[Start DATA FOR THIS TASK]

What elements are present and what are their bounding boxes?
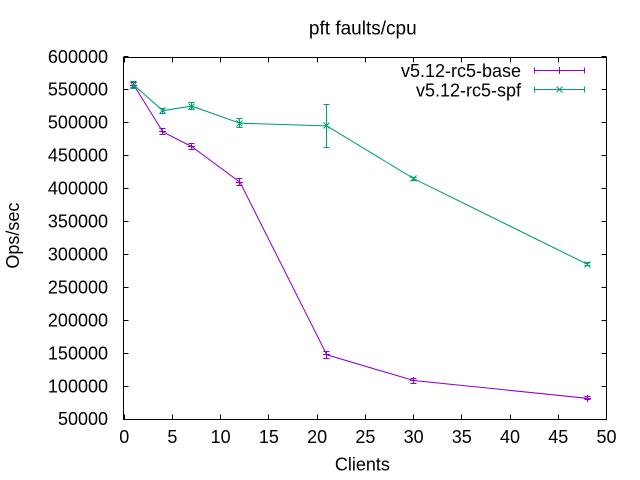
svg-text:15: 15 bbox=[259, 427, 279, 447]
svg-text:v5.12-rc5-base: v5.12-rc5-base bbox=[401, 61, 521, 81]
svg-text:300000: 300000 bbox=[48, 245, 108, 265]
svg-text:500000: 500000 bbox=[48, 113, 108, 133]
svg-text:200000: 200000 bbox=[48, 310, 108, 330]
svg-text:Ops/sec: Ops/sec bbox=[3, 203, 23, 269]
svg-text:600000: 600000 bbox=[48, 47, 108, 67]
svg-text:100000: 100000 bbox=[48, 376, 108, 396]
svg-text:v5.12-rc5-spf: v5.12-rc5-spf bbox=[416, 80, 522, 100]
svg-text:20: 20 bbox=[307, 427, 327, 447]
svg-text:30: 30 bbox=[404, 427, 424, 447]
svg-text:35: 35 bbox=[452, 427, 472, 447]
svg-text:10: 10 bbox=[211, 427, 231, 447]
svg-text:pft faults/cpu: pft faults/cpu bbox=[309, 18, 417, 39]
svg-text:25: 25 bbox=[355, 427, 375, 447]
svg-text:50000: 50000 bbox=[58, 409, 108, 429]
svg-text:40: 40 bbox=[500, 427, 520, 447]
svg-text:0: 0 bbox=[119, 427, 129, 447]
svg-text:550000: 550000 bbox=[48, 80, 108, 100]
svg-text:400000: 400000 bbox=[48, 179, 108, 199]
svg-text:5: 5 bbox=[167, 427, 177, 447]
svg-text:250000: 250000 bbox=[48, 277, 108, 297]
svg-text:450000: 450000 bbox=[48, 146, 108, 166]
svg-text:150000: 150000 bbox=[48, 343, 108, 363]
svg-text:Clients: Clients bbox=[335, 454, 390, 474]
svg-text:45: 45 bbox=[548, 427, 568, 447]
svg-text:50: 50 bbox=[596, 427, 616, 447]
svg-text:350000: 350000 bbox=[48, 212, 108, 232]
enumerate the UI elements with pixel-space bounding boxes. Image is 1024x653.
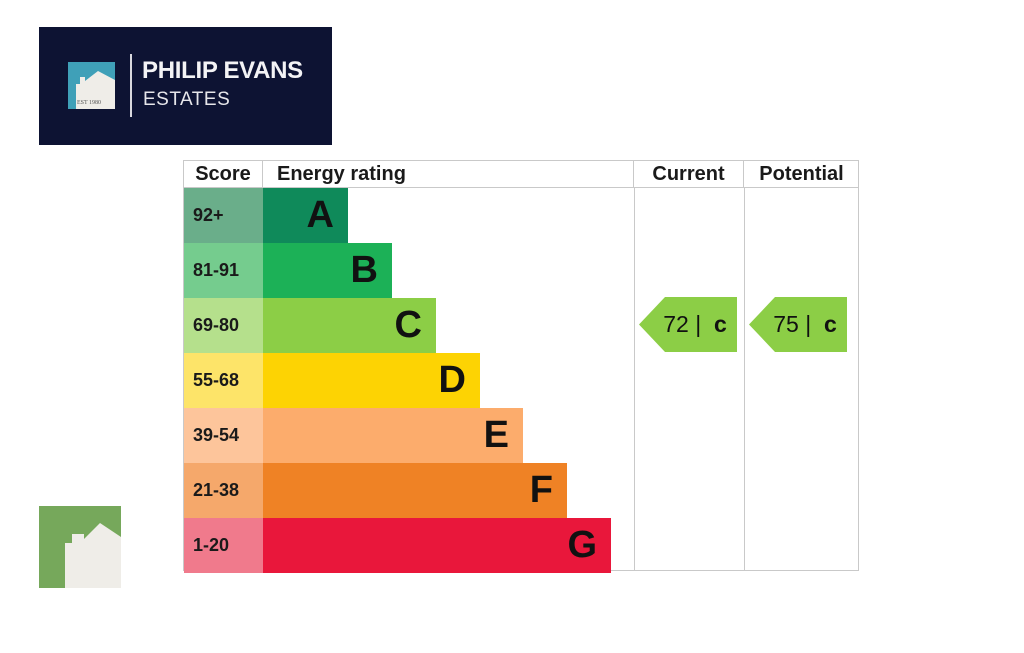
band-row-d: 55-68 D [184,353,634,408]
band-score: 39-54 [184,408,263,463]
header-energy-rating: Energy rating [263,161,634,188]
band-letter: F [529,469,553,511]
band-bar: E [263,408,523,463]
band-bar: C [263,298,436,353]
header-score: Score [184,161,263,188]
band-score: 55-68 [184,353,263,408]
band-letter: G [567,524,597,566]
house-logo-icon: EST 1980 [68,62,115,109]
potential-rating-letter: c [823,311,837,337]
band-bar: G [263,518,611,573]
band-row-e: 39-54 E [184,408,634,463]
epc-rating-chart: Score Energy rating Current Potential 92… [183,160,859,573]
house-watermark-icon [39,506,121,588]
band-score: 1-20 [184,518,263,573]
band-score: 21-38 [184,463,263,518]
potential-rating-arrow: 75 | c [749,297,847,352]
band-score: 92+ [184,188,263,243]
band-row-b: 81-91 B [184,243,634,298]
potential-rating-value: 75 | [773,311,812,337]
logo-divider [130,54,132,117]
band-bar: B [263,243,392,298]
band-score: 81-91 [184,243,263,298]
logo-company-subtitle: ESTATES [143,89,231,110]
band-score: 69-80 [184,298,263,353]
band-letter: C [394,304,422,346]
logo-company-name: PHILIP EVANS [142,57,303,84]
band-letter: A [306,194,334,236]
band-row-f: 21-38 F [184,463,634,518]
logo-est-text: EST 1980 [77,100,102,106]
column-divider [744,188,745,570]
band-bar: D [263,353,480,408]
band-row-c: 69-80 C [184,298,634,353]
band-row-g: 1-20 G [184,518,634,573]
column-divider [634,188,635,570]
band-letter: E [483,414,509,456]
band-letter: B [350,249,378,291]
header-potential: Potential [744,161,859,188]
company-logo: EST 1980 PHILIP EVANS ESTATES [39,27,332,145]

[End DATA FOR THIS TASK]

# GIVEN TASK
Extract from the records above the lines that start with the one containing "band-row-d: 55-68 D [184,353,634,408]" and continue through the one containing "epc-rating-chart: Score Energy", both of these lines included. Copy them word for word, with nothing changed.

# RESULT OF THIS EXERCISE
band-row-d: 55-68 D [184,353,634,408]
band-score: 39-54 [184,408,263,463]
header-energy-rating: Energy rating [263,161,634,188]
band-letter: F [529,469,553,511]
band-bar: E [263,408,523,463]
band-bar: C [263,298,436,353]
header-score: Score [184,161,263,188]
band-score: 55-68 [184,353,263,408]
band-letter: G [567,524,597,566]
house-logo-icon: EST 1980 [68,62,115,109]
potential-rating-letter: c [823,311,837,337]
band-bar: G [263,518,611,573]
band-row-e: 39-54 E [184,408,634,463]
epc-rating-chart: Score Energy rating Current Potential 92… [183,160,859,573]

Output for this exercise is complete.